-- EXERCISE OBJECTIVE --
The records should be repeated word for word, pictures excluded.

Extracted records:

___

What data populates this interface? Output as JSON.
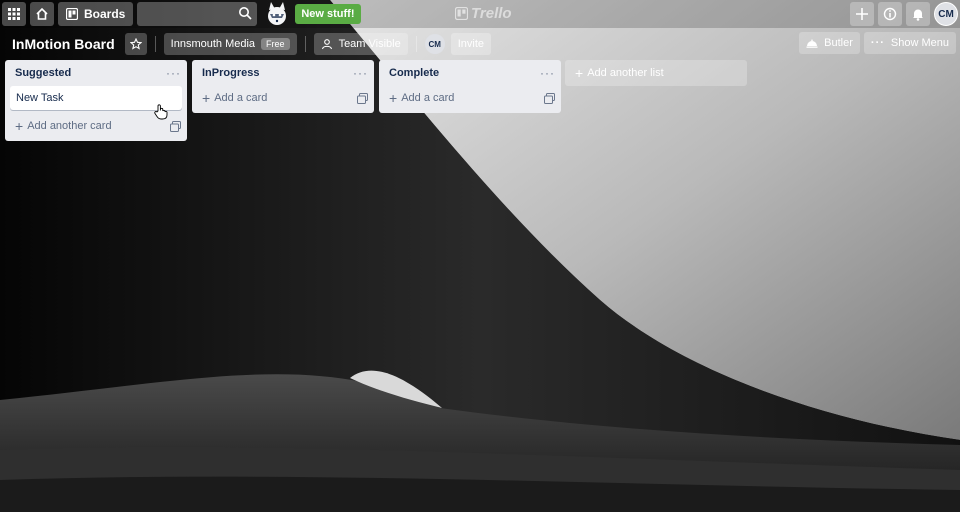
{
  "header": {
    "boards_label": "Boards",
    "new_stuff_label": "New stuff!",
    "logo_text": "Trello",
    "user_initials": "CM"
  },
  "board": {
    "title": "InMotion Board",
    "team_name": "Innsmouth Media",
    "team_badge": "Free",
    "visibility_label": "Team Visible",
    "member_initials": "CM",
    "invite_label": "Invite",
    "butler_label": "Butler",
    "show_menu_label": "Show Menu"
  },
  "lists": [
    {
      "title": "Suggested",
      "cards": [
        "New Task"
      ],
      "add_label": "Add another card"
    },
    {
      "title": "InProgress",
      "cards": [],
      "add_label": "Add a card"
    },
    {
      "title": "Complete",
      "cards": [],
      "add_label": "Add a card"
    }
  ],
  "add_list_label": "Add another list",
  "colors": {
    "list_bg": "#ebecf0",
    "new_stuff_green": "#5aac44",
    "text_dark": "#172b4d"
  }
}
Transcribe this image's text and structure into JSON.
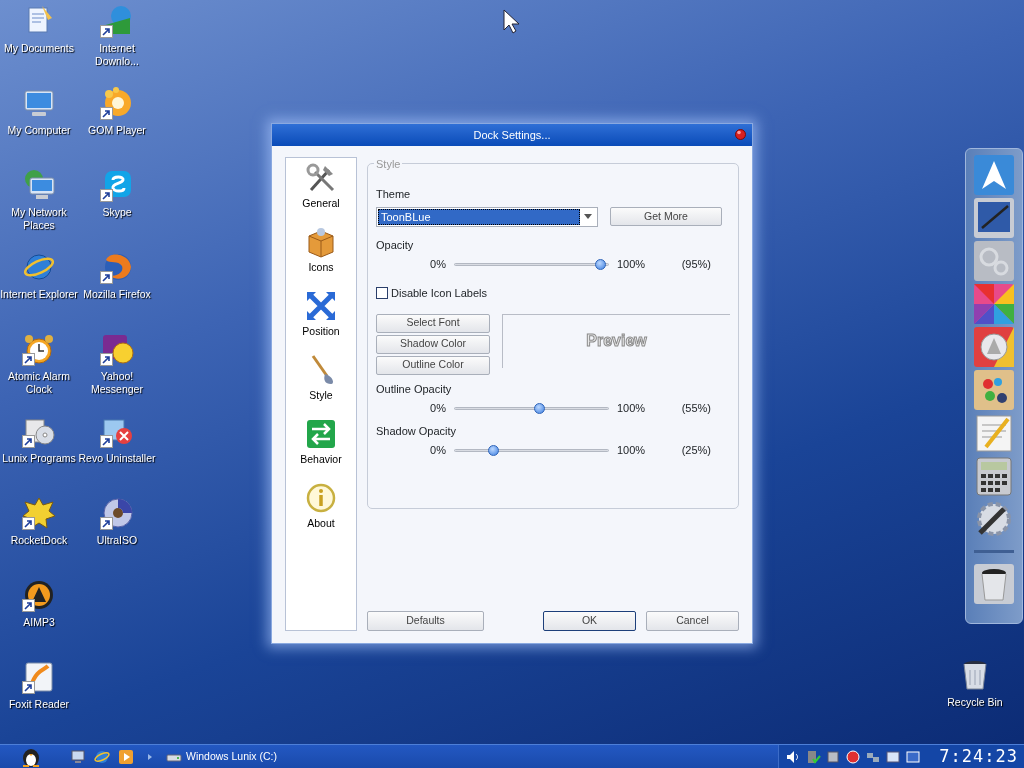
{
  "desktop_icons": [
    {
      "label": "My Documents",
      "shortcut": false
    },
    {
      "label": "My Computer",
      "shortcut": false
    },
    {
      "label": "My Network Places",
      "shortcut": false
    },
    {
      "label": "Internet Explorer",
      "shortcut": false
    },
    {
      "label": "Atomic Alarm Clock",
      "shortcut": true
    },
    {
      "label": "Lunix Programs",
      "shortcut": true
    },
    {
      "label": "RocketDock",
      "shortcut": true
    },
    {
      "label": "AIMP3",
      "shortcut": true
    },
    {
      "label": "Foxit Reader",
      "shortcut": true
    },
    {
      "label": "Internet Downlo...",
      "shortcut": true
    },
    {
      "label": "GOM Player",
      "shortcut": true
    },
    {
      "label": "Skype",
      "shortcut": true
    },
    {
      "label": "Mozilla Firefox",
      "shortcut": true
    },
    {
      "label": "Yahoo! Messenger",
      "shortcut": true
    },
    {
      "label": "Revo Uninstaller",
      "shortcut": true
    },
    {
      "label": "UltraISO",
      "shortcut": true
    }
  ],
  "recycle_bin": {
    "label": "Recycle Bin"
  },
  "dialog": {
    "title": "Dock Settings...",
    "sidebar": {
      "items": [
        {
          "label": "General"
        },
        {
          "label": "Icons"
        },
        {
          "label": "Position"
        },
        {
          "label": "Style"
        },
        {
          "label": "Behavior"
        },
        {
          "label": "About"
        }
      ]
    },
    "group": {
      "legend": "Style",
      "theme_label": "Theme",
      "theme_value": "ToonBLue",
      "get_more": "Get More",
      "sliders": [
        {
          "label": "Opacity",
          "min": "0%",
          "max": "100%",
          "reading": "(95%)",
          "level": 0.95
        },
        {
          "label": "Outline Opacity",
          "min": "0%",
          "max": "100%",
          "reading": "(55%)",
          "level": 0.55
        },
        {
          "label": "Shadow Opacity",
          "min": "0%",
          "max": "100%",
          "reading": "(25%)",
          "level": 0.25
        }
      ],
      "checkbox": {
        "label": "Disable Icon Labels",
        "checked": false
      },
      "font_buttons": [
        "Select Font",
        "Shadow Color",
        "Outline Color"
      ],
      "preview": "Preview"
    },
    "buttons": [
      {
        "label": "Defaults",
        "default": false
      },
      {
        "label": "OK",
        "default": true
      },
      {
        "label": "Cancel",
        "default": false
      }
    ]
  },
  "taskbar": {
    "task": "Windows Lunix (C:)",
    "clock": "7:24:23"
  }
}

___

-- FINISHED ANSWER --
What data populates this interface? Output as JSON.
{
  "header": {
    "boards_label": "Boards",
    "new_stuff_label": "New stuff!",
    "logo_text": "Trello",
    "user_initials": "CM"
  },
  "board": {
    "title": "InMotion Board",
    "team_name": "Innsmouth Media",
    "team_badge": "Free",
    "visibility_label": "Team Visible",
    "member_initials": "CM",
    "invite_label": "Invite",
    "butler_label": "Butler",
    "show_menu_label": "Show Menu"
  },
  "lists": [
    {
      "title": "Suggested",
      "cards": [
        "New Task"
      ],
      "add_label": "Add another card"
    },
    {
      "title": "InProgress",
      "cards": [],
      "add_label": "Add a card"
    },
    {
      "title": "Complete",
      "cards": [],
      "add_label": "Add a card"
    }
  ],
  "add_list_label": "Add another list",
  "colors": {
    "list_bg": "#ebecf0",
    "new_stuff_green": "#5aac44",
    "text_dark": "#172b4d"
  }
}
Transcribe this image's text and structure into JSON.
{
  "desktop_icons": [
    {
      "label": "My Documents",
      "shortcut": false
    },
    {
      "label": "My Computer",
      "shortcut": false
    },
    {
      "label": "My Network Places",
      "shortcut": false
    },
    {
      "label": "Internet Explorer",
      "shortcut": false
    },
    {
      "label": "Atomic Alarm Clock",
      "shortcut": true
    },
    {
      "label": "Lunix Programs",
      "shortcut": true
    },
    {
      "label": "RocketDock",
      "shortcut": true
    },
    {
      "label": "AIMP3",
      "shortcut": true
    },
    {
      "label": "Foxit Reader",
      "shortcut": true
    },
    {
      "label": "Internet Downlo...",
      "shortcut": true
    },
    {
      "label": "GOM Player",
      "shortcut": true
    },
    {
      "label": "Skype",
      "shortcut": true
    },
    {
      "label": "Mozilla Firefox",
      "shortcut": true
    },
    {
      "label": "Yahoo! Messenger",
      "shortcut": true
    },
    {
      "label": "Revo Uninstaller",
      "shortcut": true
    },
    {
      "label": "UltraISO",
      "shortcut": true
    }
  ],
  "recycle_bin": {
    "label": "Recycle Bin"
  },
  "dialog": {
    "title": "Dock Settings...",
    "sidebar": {
      "items": [
        {
          "label": "General"
        },
        {
          "label": "Icons"
        },
        {
          "label": "Position"
        },
        {
          "label": "Style"
        },
        {
          "label": "Behavior"
        },
        {
          "label": "About"
        }
      ]
    },
    "group": {
      "legend": "Style",
      "theme_label": "Theme",
      "theme_value": "ToonBLue",
      "get_more": "Get More",
      "sliders": [
        {
          "label": "Opacity",
          "min": "0%",
          "max": "100%",
          "reading": "(95%)",
          "level": 0.95
        },
        {
          "label": "Outline Opacity",
          "min": "0%",
          "max": "100%",
          "reading": "(55%)",
          "level": 0.55
        },
        {
          "label": "Shadow Opacity",
          "min": "0%",
          "max": "100%",
          "reading": "(25%)",
          "level": 0.25
        }
      ],
      "checkbox": {
        "label": "Disable Icon Labels",
        "checked": false
      },
      "font_buttons": [
        "Select Font",
        "Shadow Color",
        "Outline Color"
      ],
      "preview": "Preview"
    },
    "buttons": [
      {
        "label": "Defaults",
        "default": false
      },
      {
        "label": "OK",
        "default": true
      },
      {
        "label": "Cancel",
        "default": false
      }
    ]
  },
  "taskbar": {
    "task": "Windows Lunix (C:)",
    "clock": "7:24:23"
  }
}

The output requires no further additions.